## start INFORMATION SUPPLIED
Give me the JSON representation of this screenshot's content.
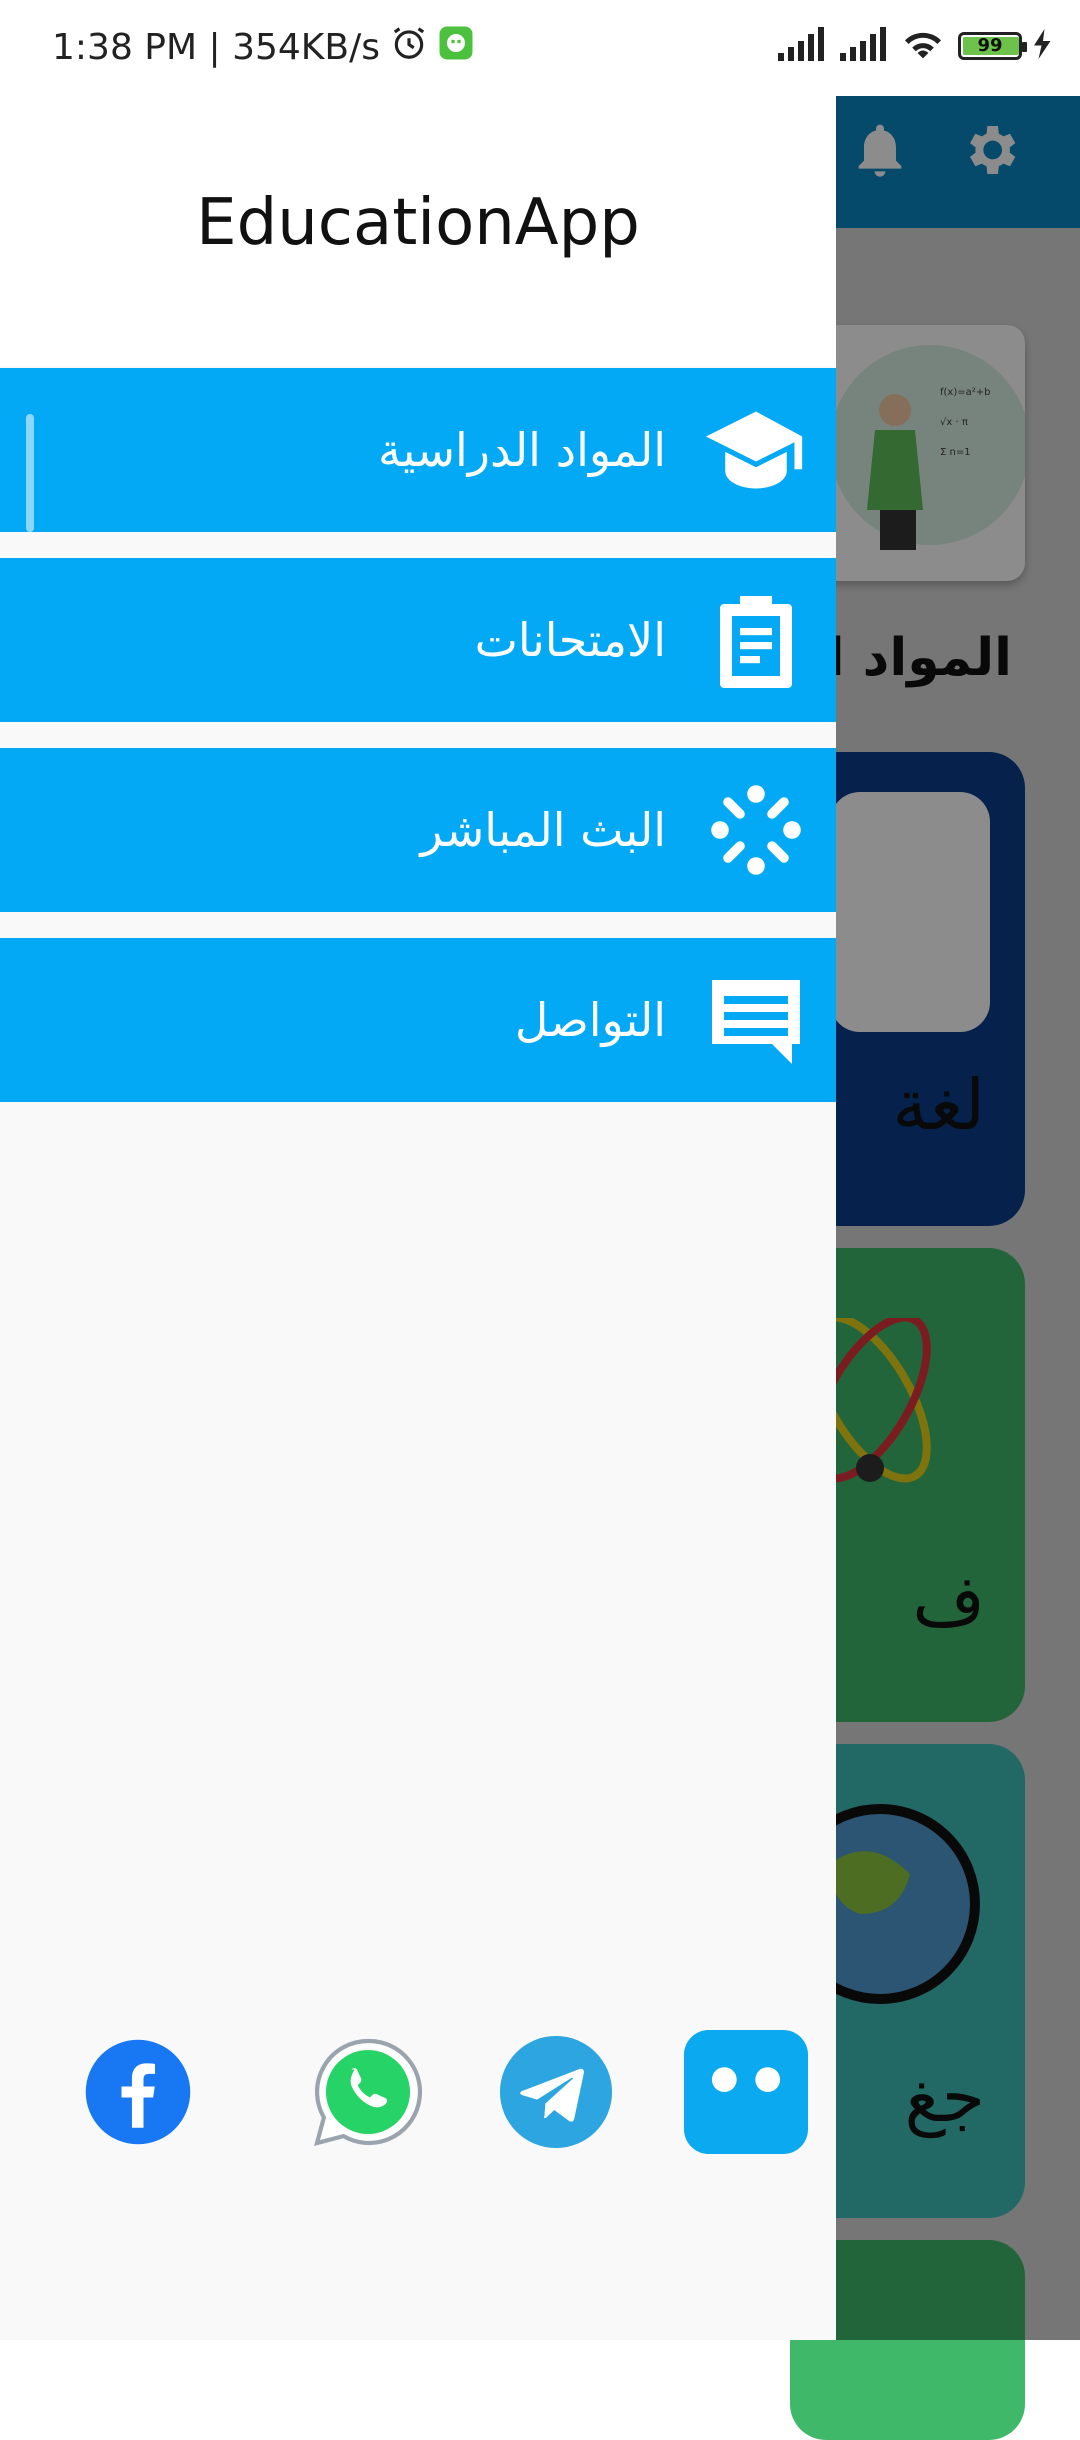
{
  "status_bar": {
    "time_speed": "1:38 PM | 354KB/s",
    "battery_level": "99"
  },
  "drawer": {
    "title": "EducationApp",
    "menu": [
      {
        "label": "المواد الدراسية",
        "icon": "graduation-cap-icon"
      },
      {
        "label": "الامتحانات",
        "icon": "clipboard-icon"
      },
      {
        "label": "البث المباشر",
        "icon": "live-broadcast-icon"
      },
      {
        "label": "التواصل",
        "icon": "chat-icon"
      }
    ],
    "social": [
      {
        "name": "facebook-icon",
        "color": "#1877f2"
      },
      {
        "name": "whatsapp-icon",
        "color": "#25d366"
      },
      {
        "name": "telegram-icon",
        "color": "#2ca5e0"
      },
      {
        "name": "chatbot-icon",
        "color": "#0aa9f0"
      }
    ]
  },
  "background": {
    "section_title": "المواد ا",
    "cards": [
      {
        "label": "لغة",
        "color": "#0a3c8a"
      },
      {
        "label": "ف",
        "color": "#3fb86a"
      },
      {
        "label": "جغ",
        "color": "#3fbfb8"
      }
    ],
    "accent": "#03a9f4"
  }
}
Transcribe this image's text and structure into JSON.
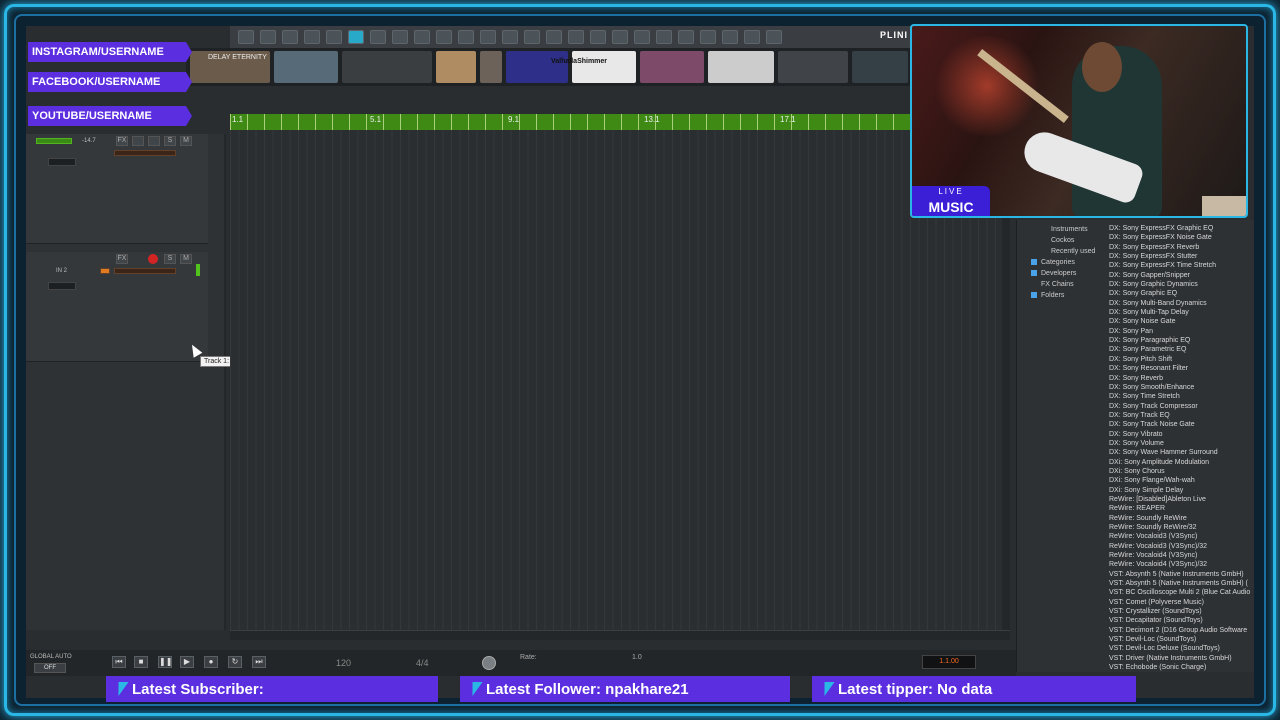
{
  "social": {
    "instagram": "INSTAGRAM/USERNAME",
    "facebook": "FACEBOOK/USERNAME",
    "youtube": "YOUTUBE/USERNAME"
  },
  "plugins": {
    "delay_label": "DELAY ETERNITY",
    "valhalla_label": "ValhallaShimmer",
    "plini_label": "PLINI"
  },
  "ruler": {
    "marks": [
      "1.1",
      "5.1",
      "9.1",
      "13.1",
      "17.1"
    ]
  },
  "tracks": [
    {
      "level": "-14.7",
      "fx": "FX",
      "solo": "S",
      "mute": "M"
    },
    {
      "input": "IN 2",
      "fx": "FX",
      "solo": "S",
      "mute": "M"
    }
  ],
  "tooltip": "Track 1:",
  "transport": {
    "global_auto": "GLOBAL AUTO",
    "global_auto_state": "OFF",
    "bpm": "120",
    "time_sig": "4/4",
    "rate_label": "Rate:",
    "rate_value": "1.0",
    "position": "1.1.00"
  },
  "fx_tree": [
    {
      "label": "Instruments",
      "box": false
    },
    {
      "label": "Cockos",
      "box": false
    },
    {
      "label": "Recently used",
      "box": false
    },
    {
      "label": "Categories",
      "box": true
    },
    {
      "label": "Developers",
      "box": true
    },
    {
      "label": "FX Chains",
      "box": false
    },
    {
      "label": "Folders",
      "box": true
    }
  ],
  "fx_list": [
    "DX: Sony ExpressFX Graphic EQ",
    "DX: Sony ExpressFX Noise Gate",
    "DX: Sony ExpressFX Reverb",
    "DX: Sony ExpressFX Stutter",
    "DX: Sony ExpressFX Time Stretch",
    "DX: Sony Gapper/Snipper",
    "DX: Sony Graphic Dynamics",
    "DX: Sony Graphic EQ",
    "DX: Sony Multi-Band Dynamics",
    "DX: Sony Multi-Tap Delay",
    "DX: Sony Noise Gate",
    "DX: Sony Pan",
    "DX: Sony Paragraphic EQ",
    "DX: Sony Parametric EQ",
    "DX: Sony Pitch Shift",
    "DX: Sony Resonant Filter",
    "DX: Sony Reverb",
    "DX: Sony Smooth/Enhance",
    "DX: Sony Time Stretch",
    "DX: Sony Track Compressor",
    "DX: Sony Track EQ",
    "DX: Sony Track Noise Gate",
    "DX: Sony Vibrato",
    "DX: Sony Volume",
    "DX: Sony Wave Hammer Surround",
    "DXi: Sony Amplitude Modulation",
    "DXi: Sony Chorus",
    "DXi: Sony Flange/Wah-wah",
    "DXi: Sony Simple Delay",
    "ReWire: [Disabled]Ableton Live",
    "ReWire: REAPER",
    "ReWire: Soundly ReWire",
    "ReWire: Soundly ReWire/32",
    "ReWire: Vocaloid3 (V3Sync)",
    "ReWire: Vocaloid3 (V3Sync)/32",
    "ReWire: Vocaloid4 (V3Sync)",
    "ReWire: Vocaloid4 (V3Sync)/32",
    "VST: Absynth 5 (Native Instruments GmbH)",
    "VST: Absynth 5 (Native Instruments GmbH) (",
    "VST: BC Oscilloscope Multi 2 (Blue Cat Audio",
    "VST: Comet (Polyverse Music)",
    "VST: Crystallizer (SoundToys)",
    "VST: Decapitator (SoundToys)",
    "VST: Decimort 2 (D16 Group Audio Software",
    "VST: Devil-Loc (SoundToys)",
    "VST: Devil-Loc Deluxe (SoundToys)",
    "VST: Driver (Native Instruments GmbH)",
    "VST: Echobode (Sonic Charge)"
  ],
  "webcam": {
    "live_top": "LIVE",
    "live_music": "MUSIC"
  },
  "ticker": {
    "subscriber": "Latest Subscriber:",
    "follower": "Latest Follower: npakhare21",
    "tipper": "Latest tipper: No data"
  },
  "colors": {
    "accent": "#2bb7e6",
    "banner": "#5b2ee0",
    "ruler": "#3e8a15"
  }
}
## end INFORMATION SUPPLIED
■ **OBJECTIVE**
Write out the whole listing again, exactly, with no pictures.

■ **FINAL RESULT**
Give me the JSON representation of this screenshot's content.
{
  "status_bar": {
    "time_speed": "1:38 PM | 354KB/s",
    "battery_level": "99"
  },
  "drawer": {
    "title": "EducationApp",
    "menu": [
      {
        "label": "المواد الدراسية",
        "icon": "graduation-cap-icon"
      },
      {
        "label": "الامتحانات",
        "icon": "clipboard-icon"
      },
      {
        "label": "البث المباشر",
        "icon": "live-broadcast-icon"
      },
      {
        "label": "التواصل",
        "icon": "chat-icon"
      }
    ],
    "social": [
      {
        "name": "facebook-icon",
        "color": "#1877f2"
      },
      {
        "name": "whatsapp-icon",
        "color": "#25d366"
      },
      {
        "name": "telegram-icon",
        "color": "#2ca5e0"
      },
      {
        "name": "chatbot-icon",
        "color": "#0aa9f0"
      }
    ]
  },
  "background": {
    "section_title": "المواد ا",
    "cards": [
      {
        "label": "لغة",
        "color": "#0a3c8a"
      },
      {
        "label": "ف",
        "color": "#3fb86a"
      },
      {
        "label": "جغ",
        "color": "#3fbfb8"
      }
    ],
    "accent": "#03a9f4"
  }
}
Transcribe this image's text and structure into JSON.
{
  "social": {
    "instagram": "INSTAGRAM/USERNAME",
    "facebook": "FACEBOOK/USERNAME",
    "youtube": "YOUTUBE/USERNAME"
  },
  "plugins": {
    "delay_label": "DELAY ETERNITY",
    "valhalla_label": "ValhallaShimmer",
    "plini_label": "PLINI"
  },
  "ruler": {
    "marks": [
      "1.1",
      "5.1",
      "9.1",
      "13.1",
      "17.1"
    ]
  },
  "tracks": [
    {
      "level": "-14.7",
      "fx": "FX",
      "solo": "S",
      "mute": "M"
    },
    {
      "input": "IN 2",
      "fx": "FX",
      "solo": "S",
      "mute": "M"
    }
  ],
  "tooltip": "Track 1:",
  "transport": {
    "global_auto": "GLOBAL AUTO",
    "global_auto_state": "OFF",
    "bpm": "120",
    "time_sig": "4/4",
    "rate_label": "Rate:",
    "rate_value": "1.0",
    "position": "1.1.00"
  },
  "fx_tree": [
    {
      "label": "Instruments",
      "box": false
    },
    {
      "label": "Cockos",
      "box": false
    },
    {
      "label": "Recently used",
      "box": false
    },
    {
      "label": "Categories",
      "box": true
    },
    {
      "label": "Developers",
      "box": true
    },
    {
      "label": "FX Chains",
      "box": false
    },
    {
      "label": "Folders",
      "box": true
    }
  ],
  "fx_list": [
    "DX: Sony ExpressFX Graphic EQ",
    "DX: Sony ExpressFX Noise Gate",
    "DX: Sony ExpressFX Reverb",
    "DX: Sony ExpressFX Stutter",
    "DX: Sony ExpressFX Time Stretch",
    "DX: Sony Gapper/Snipper",
    "DX: Sony Graphic Dynamics",
    "DX: Sony Graphic EQ",
    "DX: Sony Multi-Band Dynamics",
    "DX: Sony Multi-Tap Delay",
    "DX: Sony Noise Gate",
    "DX: Sony Pan",
    "DX: Sony Paragraphic EQ",
    "DX: Sony Parametric EQ",
    "DX: Sony Pitch Shift",
    "DX: Sony Resonant Filter",
    "DX: Sony Reverb",
    "DX: Sony Smooth/Enhance",
    "DX: Sony Time Stretch",
    "DX: Sony Track Compressor",
    "DX: Sony Track EQ",
    "DX: Sony Track Noise Gate",
    "DX: Sony Vibrato",
    "DX: Sony Volume",
    "DX: Sony Wave Hammer Surround",
    "DXi: Sony Amplitude Modulation",
    "DXi: Sony Chorus",
    "DXi: Sony Flange/Wah-wah",
    "DXi: Sony Simple Delay",
    "ReWire: [Disabled]Ableton Live",
    "ReWire: REAPER",
    "ReWire: Soundly ReWire",
    "ReWire: Soundly ReWire/32",
    "ReWire: Vocaloid3 (V3Sync)",
    "ReWire: Vocaloid3 (V3Sync)/32",
    "ReWire: Vocaloid4 (V3Sync)",
    "ReWire: Vocaloid4 (V3Sync)/32",
    "VST: Absynth 5 (Native Instruments GmbH)",
    "VST: Absynth 5 (Native Instruments GmbH) (",
    "VST: BC Oscilloscope Multi 2 (Blue Cat Audio",
    "VST: Comet (Polyverse Music)",
    "VST: Crystallizer (SoundToys)",
    "VST: Decapitator (SoundToys)",
    "VST: Decimort 2 (D16 Group Audio Software",
    "VST: Devil-Loc (SoundToys)",
    "VST: Devil-Loc Deluxe (SoundToys)",
    "VST: Driver (Native Instruments GmbH)",
    "VST: Echobode (Sonic Charge)"
  ],
  "webcam": {
    "live_top": "LIVE",
    "live_music": "MUSIC"
  },
  "ticker": {
    "subscriber": "Latest Subscriber:",
    "follower": "Latest Follower: npakhare21",
    "tipper": "Latest tipper: No data"
  },
  "colors": {
    "accent": "#2bb7e6",
    "banner": "#5b2ee0",
    "ruler": "#3e8a15"
  }
}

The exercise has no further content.